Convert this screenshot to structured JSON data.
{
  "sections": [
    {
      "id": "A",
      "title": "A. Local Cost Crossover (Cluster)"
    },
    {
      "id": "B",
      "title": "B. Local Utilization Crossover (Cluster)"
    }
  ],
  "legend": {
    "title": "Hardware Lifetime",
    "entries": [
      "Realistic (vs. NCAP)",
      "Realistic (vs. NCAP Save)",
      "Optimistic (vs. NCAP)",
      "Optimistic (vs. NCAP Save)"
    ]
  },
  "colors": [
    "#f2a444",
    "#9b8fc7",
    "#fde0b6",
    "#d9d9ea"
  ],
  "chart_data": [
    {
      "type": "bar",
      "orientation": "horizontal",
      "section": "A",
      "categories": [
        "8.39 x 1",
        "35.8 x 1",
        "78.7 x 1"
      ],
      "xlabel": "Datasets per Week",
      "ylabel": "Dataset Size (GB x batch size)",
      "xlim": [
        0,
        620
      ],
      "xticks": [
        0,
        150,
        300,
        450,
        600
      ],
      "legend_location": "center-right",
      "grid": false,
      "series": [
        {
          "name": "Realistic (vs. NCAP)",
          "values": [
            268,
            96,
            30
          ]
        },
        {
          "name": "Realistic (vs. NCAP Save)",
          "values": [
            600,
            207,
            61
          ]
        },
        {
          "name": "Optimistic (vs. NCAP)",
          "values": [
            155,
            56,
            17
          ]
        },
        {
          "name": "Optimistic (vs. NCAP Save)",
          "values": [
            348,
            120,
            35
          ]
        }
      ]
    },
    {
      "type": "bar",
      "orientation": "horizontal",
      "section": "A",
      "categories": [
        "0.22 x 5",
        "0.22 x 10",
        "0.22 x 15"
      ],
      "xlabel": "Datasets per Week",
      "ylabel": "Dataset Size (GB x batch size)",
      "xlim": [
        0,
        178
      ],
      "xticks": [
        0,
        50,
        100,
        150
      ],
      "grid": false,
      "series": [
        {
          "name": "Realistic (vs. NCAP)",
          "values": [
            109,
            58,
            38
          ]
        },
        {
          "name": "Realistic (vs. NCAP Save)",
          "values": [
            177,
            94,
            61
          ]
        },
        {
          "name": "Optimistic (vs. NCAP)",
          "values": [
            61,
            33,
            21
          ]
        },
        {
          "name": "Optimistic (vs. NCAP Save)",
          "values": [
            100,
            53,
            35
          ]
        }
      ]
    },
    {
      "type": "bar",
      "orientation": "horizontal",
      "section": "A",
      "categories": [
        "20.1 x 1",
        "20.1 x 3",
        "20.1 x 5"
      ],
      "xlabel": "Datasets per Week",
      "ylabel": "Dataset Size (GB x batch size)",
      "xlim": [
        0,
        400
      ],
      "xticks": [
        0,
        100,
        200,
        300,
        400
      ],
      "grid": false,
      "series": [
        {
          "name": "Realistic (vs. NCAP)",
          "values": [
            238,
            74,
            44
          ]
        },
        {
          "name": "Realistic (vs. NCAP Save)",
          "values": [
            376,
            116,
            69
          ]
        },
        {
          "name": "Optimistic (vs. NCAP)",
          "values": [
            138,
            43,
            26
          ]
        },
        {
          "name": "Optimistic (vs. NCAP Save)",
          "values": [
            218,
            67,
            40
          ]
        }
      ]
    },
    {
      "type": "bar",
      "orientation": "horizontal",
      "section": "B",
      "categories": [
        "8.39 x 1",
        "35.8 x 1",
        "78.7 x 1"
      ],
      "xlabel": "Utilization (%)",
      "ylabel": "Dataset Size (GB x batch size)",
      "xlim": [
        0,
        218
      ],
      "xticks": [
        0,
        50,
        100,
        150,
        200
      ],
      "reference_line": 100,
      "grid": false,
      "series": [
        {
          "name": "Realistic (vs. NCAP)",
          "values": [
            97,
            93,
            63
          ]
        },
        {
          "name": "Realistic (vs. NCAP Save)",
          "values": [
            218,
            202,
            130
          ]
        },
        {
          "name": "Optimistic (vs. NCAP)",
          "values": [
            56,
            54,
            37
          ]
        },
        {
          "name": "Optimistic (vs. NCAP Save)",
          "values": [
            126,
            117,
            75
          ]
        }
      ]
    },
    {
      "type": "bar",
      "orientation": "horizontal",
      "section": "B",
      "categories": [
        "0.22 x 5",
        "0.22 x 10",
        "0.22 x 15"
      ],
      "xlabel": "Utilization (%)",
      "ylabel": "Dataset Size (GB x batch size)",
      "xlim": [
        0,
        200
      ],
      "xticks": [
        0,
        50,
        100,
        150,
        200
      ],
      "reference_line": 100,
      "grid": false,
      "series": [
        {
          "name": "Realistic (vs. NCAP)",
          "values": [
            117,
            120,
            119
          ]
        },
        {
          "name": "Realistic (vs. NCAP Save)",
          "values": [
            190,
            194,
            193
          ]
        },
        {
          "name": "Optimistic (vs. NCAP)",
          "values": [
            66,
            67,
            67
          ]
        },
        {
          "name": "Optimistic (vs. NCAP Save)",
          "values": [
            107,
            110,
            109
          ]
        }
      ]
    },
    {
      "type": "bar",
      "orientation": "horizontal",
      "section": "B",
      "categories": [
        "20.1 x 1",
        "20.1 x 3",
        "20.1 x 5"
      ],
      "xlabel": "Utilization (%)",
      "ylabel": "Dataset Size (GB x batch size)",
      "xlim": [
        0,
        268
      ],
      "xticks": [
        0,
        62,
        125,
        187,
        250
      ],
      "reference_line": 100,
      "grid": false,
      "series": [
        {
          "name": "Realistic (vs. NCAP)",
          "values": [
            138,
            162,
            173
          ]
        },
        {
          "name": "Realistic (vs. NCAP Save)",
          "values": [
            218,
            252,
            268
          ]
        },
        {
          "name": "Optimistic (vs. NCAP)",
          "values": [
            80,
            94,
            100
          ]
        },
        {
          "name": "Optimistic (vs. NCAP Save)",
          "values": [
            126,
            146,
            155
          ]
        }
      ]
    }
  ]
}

******************************

### Problem
Output all of the material, please, exactly as it stands.

### Response to this task
Convert this screenshot to structured JSON data.
{
  "sections": [
    {
      "id": "A",
      "title": "A. Local Cost Crossover (Cluster)"
    },
    {
      "id": "B",
      "title": "B. Local Utilization Crossover (Cluster)"
    }
  ],
  "legend": {
    "title": "Hardware Lifetime",
    "entries": [
      "Realistic (vs. NCAP)",
      "Realistic (vs. NCAP Save)",
      "Optimistic (vs. NCAP)",
      "Optimistic (vs. NCAP Save)"
    ]
  },
  "colors": [
    "#f2a444",
    "#9b8fc7",
    "#fde0b6",
    "#d9d9ea"
  ],
  "chart_data": [
    {
      "type": "bar",
      "orientation": "horizontal",
      "section": "A",
      "categories": [
        "8.39 x 1",
        "35.8 x 1",
        "78.7 x 1"
      ],
      "xlabel": "Datasets per Week",
      "ylabel": "Dataset Size (GB x batch size)",
      "xlim": [
        0,
        620
      ],
      "xticks": [
        0,
        150,
        300,
        450,
        600
      ],
      "legend_location": "center-right",
      "grid": false,
      "series": [
        {
          "name": "Realistic (vs. NCAP)",
          "values": [
            268,
            96,
            30
          ]
        },
        {
          "name": "Realistic (vs. NCAP Save)",
          "values": [
            600,
            207,
            61
          ]
        },
        {
          "name": "Optimistic (vs. NCAP)",
          "values": [
            155,
            56,
            17
          ]
        },
        {
          "name": "Optimistic (vs. NCAP Save)",
          "values": [
            348,
            120,
            35
          ]
        }
      ]
    },
    {
      "type": "bar",
      "orientation": "horizontal",
      "section": "A",
      "categories": [
        "0.22 x 5",
        "0.22 x 10",
        "0.22 x 15"
      ],
      "xlabel": "Datasets per Week",
      "ylabel": "Dataset Size (GB x batch size)",
      "xlim": [
        0,
        178
      ],
      "xticks": [
        0,
        50,
        100,
        150
      ],
      "grid": false,
      "series": [
        {
          "name": "Realistic (vs. NCAP)",
          "values": [
            109,
            58,
            38
          ]
        },
        {
          "name": "Realistic (vs. NCAP Save)",
          "values": [
            177,
            94,
            61
          ]
        },
        {
          "name": "Optimistic (vs. NCAP)",
          "values": [
            61,
            33,
            21
          ]
        },
        {
          "name": "Optimistic (vs. NCAP Save)",
          "values": [
            100,
            53,
            35
          ]
        }
      ]
    },
    {
      "type": "bar",
      "orientation": "horizontal",
      "section": "A",
      "categories": [
        "20.1 x 1",
        "20.1 x 3",
        "20.1 x 5"
      ],
      "xlabel": "Datasets per Week",
      "ylabel": "Dataset Size (GB x batch size)",
      "xlim": [
        0,
        400
      ],
      "xticks": [
        0,
        100,
        200,
        300,
        400
      ],
      "grid": false,
      "series": [
        {
          "name": "Realistic (vs. NCAP)",
          "values": [
            238,
            74,
            44
          ]
        },
        {
          "name": "Realistic (vs. NCAP Save)",
          "values": [
            376,
            116,
            69
          ]
        },
        {
          "name": "Optimistic (vs. NCAP)",
          "values": [
            138,
            43,
            26
          ]
        },
        {
          "name": "Optimistic (vs. NCAP Save)",
          "values": [
            218,
            67,
            40
          ]
        }
      ]
    },
    {
      "type": "bar",
      "orientation": "horizontal",
      "section": "B",
      "categories": [
        "8.39 x 1",
        "35.8 x 1",
        "78.7 x 1"
      ],
      "xlabel": "Utilization (%)",
      "ylabel": "Dataset Size (GB x batch size)",
      "xlim": [
        0,
        218
      ],
      "xticks": [
        0,
        50,
        100,
        150,
        200
      ],
      "reference_line": 100,
      "grid": false,
      "series": [
        {
          "name": "Realistic (vs. NCAP)",
          "values": [
            97,
            93,
            63
          ]
        },
        {
          "name": "Realistic (vs. NCAP Save)",
          "values": [
            218,
            202,
            130
          ]
        },
        {
          "name": "Optimistic (vs. NCAP)",
          "values": [
            56,
            54,
            37
          ]
        },
        {
          "name": "Optimistic (vs. NCAP Save)",
          "values": [
            126,
            117,
            75
          ]
        }
      ]
    },
    {
      "type": "bar",
      "orientation": "horizontal",
      "section": "B",
      "categories": [
        "0.22 x 5",
        "0.22 x 10",
        "0.22 x 15"
      ],
      "xlabel": "Utilization (%)",
      "ylabel": "Dataset Size (GB x batch size)",
      "xlim": [
        0,
        200
      ],
      "xticks": [
        0,
        50,
        100,
        150,
        200
      ],
      "reference_line": 100,
      "grid": false,
      "series": [
        {
          "name": "Realistic (vs. NCAP)",
          "values": [
            117,
            120,
            119
          ]
        },
        {
          "name": "Realistic (vs. NCAP Save)",
          "values": [
            190,
            194,
            193
          ]
        },
        {
          "name": "Optimistic (vs. NCAP)",
          "values": [
            66,
            67,
            67
          ]
        },
        {
          "name": "Optimistic (vs. NCAP Save)",
          "values": [
            107,
            110,
            109
          ]
        }
      ]
    },
    {
      "type": "bar",
      "orientation": "horizontal",
      "section": "B",
      "categories": [
        "20.1 x 1",
        "20.1 x 3",
        "20.1 x 5"
      ],
      "xlabel": "Utilization (%)",
      "ylabel": "Dataset Size (GB x batch size)",
      "xlim": [
        0,
        268
      ],
      "xticks": [
        0,
        62,
        125,
        187,
        250
      ],
      "reference_line": 100,
      "grid": false,
      "series": [
        {
          "name": "Realistic (vs. NCAP)",
          "values": [
            138,
            162,
            173
          ]
        },
        {
          "name": "Realistic (vs. NCAP Save)",
          "values": [
            218,
            252,
            268
          ]
        },
        {
          "name": "Optimistic (vs. NCAP)",
          "values": [
            80,
            94,
            100
          ]
        },
        {
          "name": "Optimistic (vs. NCAP Save)",
          "values": [
            126,
            146,
            155
          ]
        }
      ]
    }
  ]
}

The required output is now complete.